Set task A >> Decide whether each statement agrees with the songwriting blog, answering yes or no and quoting the words from the blog that settle it: (i) the piano part was recorded before work on the drum part began; (ii) the writer went back and fixed the vowel mismatch on "can't"; (iii) the video exported in 16.9ths as instructed.
Set task B >> List every post title that appears as a heading in the songwriting blog.
Set task C >> Write a continuation of the songwriting blog, picking up right after its final sentence.
Start Page
Well, it’s been a while! So, here is video blog number 14! ….or 15? No, it’s 14!
Thanks to everyone for subscribing to my youtube channel, and if you haven’t already, What ya doing? It only takes two secs!
Thanks, and enjoy!

Video: How to write a song! 2

by Jayme Gutierrez Posted in vlog | 2 Comments »

The piano has been recorded and now I’m ready to write the drum part.
…on a side note; this video has been edited by ME!
Enjoy :)

P.s; annoyingly, the video didn’t export in 16.9ths, like I told it to. Maybe it’s something to do with Sony Vegas 64bit, I don’t know why.. Joe! seems to be having the same problem.

Video: How to write a song! 1

by Jayme Gutierrez Posted in vlog | No Comments »

O.k, so here is the first video of me writing a song..

How To Write A Song! 14

by Jayme Gutierrez Posted in vlog | No Comments »

So I’ve finished the mixing!
I was quite annoyed because just at the final stages, when I was just about to do the final bounce down, I spotted a problem in the main vocal! Right at the beginning of the first and last chorus the word “can’t” is sung with a different vowel sound to the harmonies. I sing “cAn’t” (with an american accent) but the harmonies sing “cAHn’t” (with more of an English accent to it) so, when sung over the top of each other, it doesn’t gel together as well.
I should have sung it the same vowel sound as the harmonies.
Talking about accents..
I like to try and sing with an accent that feels comfortable to me and not ‘put on’. So sometimes bits come out sounding American. I don’t know why but sometimes it does feel easier singing with a slight American accent, even though I have an English accent. But I do have trouble with the words “can” and “can’t”. When sung with an American accent they both sound identical, except for the ‘t’, and it sometimes can be hard to hear the difference between the two, in a song. But when sung with an English accent it’s not just the ‘t’ that changes, but the vowel sound too, making it a lot easier to tell the difference.

So anyway, seeing as it would be a lot of work to fix the “can and can’t” problem, and seeing as I’m too lazy, I’ve decided to let it slide…

How To Write A Song! 13

by Jayme Gutierrez Posted in vlog | No Comments »

Now, before I start I just want to say that I don’t consider myself to be that good at it.
End Page
Start Excerpted data
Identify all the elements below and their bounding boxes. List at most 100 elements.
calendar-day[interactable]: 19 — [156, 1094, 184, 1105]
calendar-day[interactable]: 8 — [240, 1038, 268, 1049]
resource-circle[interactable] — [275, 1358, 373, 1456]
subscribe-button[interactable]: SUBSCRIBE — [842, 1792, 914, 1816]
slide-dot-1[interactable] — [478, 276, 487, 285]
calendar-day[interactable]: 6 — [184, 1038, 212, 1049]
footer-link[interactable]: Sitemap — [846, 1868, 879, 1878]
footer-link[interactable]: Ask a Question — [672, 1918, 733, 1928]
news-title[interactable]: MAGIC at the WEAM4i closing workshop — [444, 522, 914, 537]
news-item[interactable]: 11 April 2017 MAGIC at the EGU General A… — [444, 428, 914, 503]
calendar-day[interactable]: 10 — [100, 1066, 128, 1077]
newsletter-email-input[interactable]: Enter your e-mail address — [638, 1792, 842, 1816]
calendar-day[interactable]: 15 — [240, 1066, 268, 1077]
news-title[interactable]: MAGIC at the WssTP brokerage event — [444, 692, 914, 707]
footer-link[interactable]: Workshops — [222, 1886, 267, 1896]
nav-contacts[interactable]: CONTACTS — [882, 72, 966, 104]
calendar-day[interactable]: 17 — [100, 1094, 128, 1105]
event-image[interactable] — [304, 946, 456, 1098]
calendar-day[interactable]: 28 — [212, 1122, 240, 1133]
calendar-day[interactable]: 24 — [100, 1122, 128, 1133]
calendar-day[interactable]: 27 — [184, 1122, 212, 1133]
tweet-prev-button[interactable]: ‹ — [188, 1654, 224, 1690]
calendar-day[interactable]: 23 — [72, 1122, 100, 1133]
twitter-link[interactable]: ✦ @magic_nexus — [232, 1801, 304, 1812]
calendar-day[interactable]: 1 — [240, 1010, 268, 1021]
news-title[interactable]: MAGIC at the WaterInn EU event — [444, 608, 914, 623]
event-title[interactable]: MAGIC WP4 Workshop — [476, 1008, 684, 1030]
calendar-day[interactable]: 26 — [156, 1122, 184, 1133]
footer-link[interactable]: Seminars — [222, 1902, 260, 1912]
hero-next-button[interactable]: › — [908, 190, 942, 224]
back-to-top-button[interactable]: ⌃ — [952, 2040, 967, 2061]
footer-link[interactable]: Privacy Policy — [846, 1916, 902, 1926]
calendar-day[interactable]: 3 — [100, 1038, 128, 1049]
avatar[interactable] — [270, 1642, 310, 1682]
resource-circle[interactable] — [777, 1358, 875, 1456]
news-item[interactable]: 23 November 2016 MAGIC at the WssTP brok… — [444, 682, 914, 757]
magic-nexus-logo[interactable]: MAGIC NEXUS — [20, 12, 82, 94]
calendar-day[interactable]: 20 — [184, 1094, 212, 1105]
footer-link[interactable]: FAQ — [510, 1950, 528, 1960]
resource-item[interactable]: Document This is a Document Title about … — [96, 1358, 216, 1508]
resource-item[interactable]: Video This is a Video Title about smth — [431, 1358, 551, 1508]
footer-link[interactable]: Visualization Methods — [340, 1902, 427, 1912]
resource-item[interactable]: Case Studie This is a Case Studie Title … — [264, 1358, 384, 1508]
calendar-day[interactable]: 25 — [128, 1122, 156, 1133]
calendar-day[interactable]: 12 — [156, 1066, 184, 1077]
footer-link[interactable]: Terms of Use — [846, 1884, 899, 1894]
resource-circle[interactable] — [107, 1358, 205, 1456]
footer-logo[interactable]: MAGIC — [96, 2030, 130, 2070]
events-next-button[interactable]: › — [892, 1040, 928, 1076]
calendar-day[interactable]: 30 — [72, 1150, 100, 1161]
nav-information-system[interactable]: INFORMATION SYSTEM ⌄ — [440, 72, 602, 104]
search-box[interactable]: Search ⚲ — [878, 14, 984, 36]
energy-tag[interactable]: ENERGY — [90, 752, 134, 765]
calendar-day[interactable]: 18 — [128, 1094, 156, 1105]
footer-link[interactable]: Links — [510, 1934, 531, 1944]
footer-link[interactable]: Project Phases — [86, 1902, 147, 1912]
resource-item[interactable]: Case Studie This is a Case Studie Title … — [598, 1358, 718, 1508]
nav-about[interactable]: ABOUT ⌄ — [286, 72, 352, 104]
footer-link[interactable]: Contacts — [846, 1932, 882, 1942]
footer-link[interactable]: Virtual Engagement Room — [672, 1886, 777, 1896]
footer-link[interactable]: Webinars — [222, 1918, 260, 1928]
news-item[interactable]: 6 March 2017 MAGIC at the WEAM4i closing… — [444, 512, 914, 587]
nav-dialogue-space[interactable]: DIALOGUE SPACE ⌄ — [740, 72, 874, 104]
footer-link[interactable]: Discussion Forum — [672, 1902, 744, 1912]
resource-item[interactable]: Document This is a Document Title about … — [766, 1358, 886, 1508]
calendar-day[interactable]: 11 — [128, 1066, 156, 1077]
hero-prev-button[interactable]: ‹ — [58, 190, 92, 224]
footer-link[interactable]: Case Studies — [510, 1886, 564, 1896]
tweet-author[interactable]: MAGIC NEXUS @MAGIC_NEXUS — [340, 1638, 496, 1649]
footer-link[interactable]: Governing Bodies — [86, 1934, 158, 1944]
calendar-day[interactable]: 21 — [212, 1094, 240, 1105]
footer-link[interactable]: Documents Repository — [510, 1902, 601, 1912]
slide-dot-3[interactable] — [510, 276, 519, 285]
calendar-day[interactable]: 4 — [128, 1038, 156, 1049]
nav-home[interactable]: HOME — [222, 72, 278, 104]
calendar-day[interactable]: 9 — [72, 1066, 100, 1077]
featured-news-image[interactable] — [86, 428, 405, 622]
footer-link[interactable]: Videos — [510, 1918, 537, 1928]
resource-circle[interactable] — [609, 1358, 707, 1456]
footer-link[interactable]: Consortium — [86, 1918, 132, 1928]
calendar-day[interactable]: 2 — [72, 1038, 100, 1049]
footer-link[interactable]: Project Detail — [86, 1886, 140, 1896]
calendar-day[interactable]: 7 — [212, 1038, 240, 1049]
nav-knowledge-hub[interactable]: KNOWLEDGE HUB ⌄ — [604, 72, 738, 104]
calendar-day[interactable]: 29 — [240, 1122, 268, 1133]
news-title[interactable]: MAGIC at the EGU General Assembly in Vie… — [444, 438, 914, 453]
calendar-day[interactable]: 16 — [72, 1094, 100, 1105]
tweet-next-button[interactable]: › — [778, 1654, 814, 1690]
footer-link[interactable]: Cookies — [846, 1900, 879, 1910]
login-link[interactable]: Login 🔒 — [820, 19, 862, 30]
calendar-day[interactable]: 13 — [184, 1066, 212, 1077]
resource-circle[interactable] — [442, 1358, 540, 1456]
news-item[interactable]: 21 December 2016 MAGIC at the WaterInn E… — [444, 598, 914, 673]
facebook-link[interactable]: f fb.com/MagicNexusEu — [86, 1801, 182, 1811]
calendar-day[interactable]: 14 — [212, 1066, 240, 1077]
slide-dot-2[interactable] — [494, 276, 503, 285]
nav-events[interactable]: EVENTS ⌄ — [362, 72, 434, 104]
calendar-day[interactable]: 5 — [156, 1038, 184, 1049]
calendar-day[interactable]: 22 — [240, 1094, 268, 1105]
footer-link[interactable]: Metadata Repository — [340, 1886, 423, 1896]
End Excerpted data
Task output A >>
(i) Yes: "The piano has been recorded and now I’m ready to write the drum part."
(ii) No: "I’ve decided to let it slide…"
(iii) No: "the video didn’t export in 16.9ths, like I told it to."

Task output B >>
Video: How to write a song! 2
Video: How to write a song! 1
How To Write A Song! 14
How To Write A Song! 13

Task output C >>
All I’m going to say on this post is what I have picked up over the years. So there’s probably lots that I don’t do, am doing wrong or should be doing at all! So please excuse me for that.
Now that I have the harmonies and everything done, it’s time to start mixing.
I usually find myself mixing the song as I’m putting it together. This results in a lot of cpu usage, from all the fx used on each track. So I usually end up having to work with high latencies (to gain more processing power). When the overloading cpu starts getting ridiculous, I start bouncing down the tracks that I am pleased with, or freezing them (a handy function in Cubase) to then be able to get rid of the xf, thus freeing up more processing power!
So anyway, by the time the song is ready for mixing I already have a small amount of it done!

The first step I take, I like to call ‘clean up’, is basically going through each track, rolling off (cutting out, by equalizing, EQ for short) the bottom end of any track that doesn’t require any bass. The more tracks you have of something, the louder it becomes. So by doing this, the bottom end of the spectrum remains clean, leaving more clean space for anything that does require bass.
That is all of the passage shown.